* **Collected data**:
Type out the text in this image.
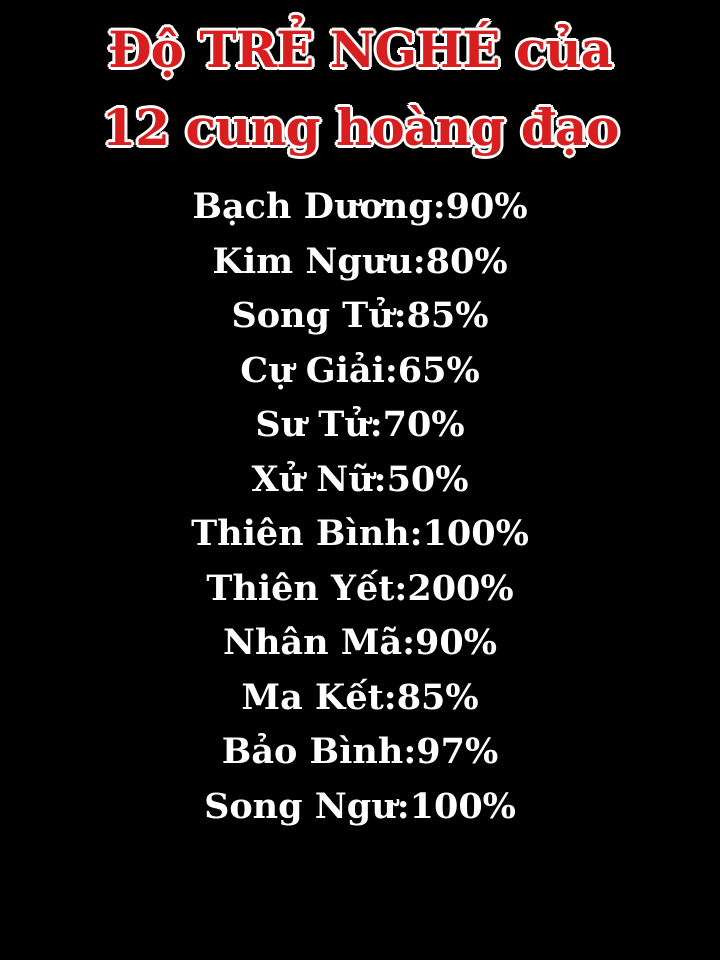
Độ TRẺ NGHÉ của
12 cung hoàng đạo
Bạch Dương:90%
Kim Ngưu:80%
Song Tử:85%
Cự Giải:65%
Sư Tử:70%
Xử Nữ:50%
Thiên Bình:100%
Thiên Yết:200%
Nhân Mã:90%
Ma Kết:85%
Bảo Bình:97%
Song Ngư:100%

* **Instructions to follow**:
Repeat the listing in full and exactly. Leave any pictures out.

* **Solved problem**:
Type out the text in this image.
Độ TRẺ NGHÉ của
12 cung hoàng đạo
Bạch Dương:90%
Kim Ngưu:80%
Song Tử:85%
Cự Giải:65%
Sư Tử:70%
Xử Nữ:50%
Thiên Bình:100%
Thiên Yết:200%
Nhân Mã:90%
Ma Kết:85%
Bảo Bình:97%
Song Ngư:100%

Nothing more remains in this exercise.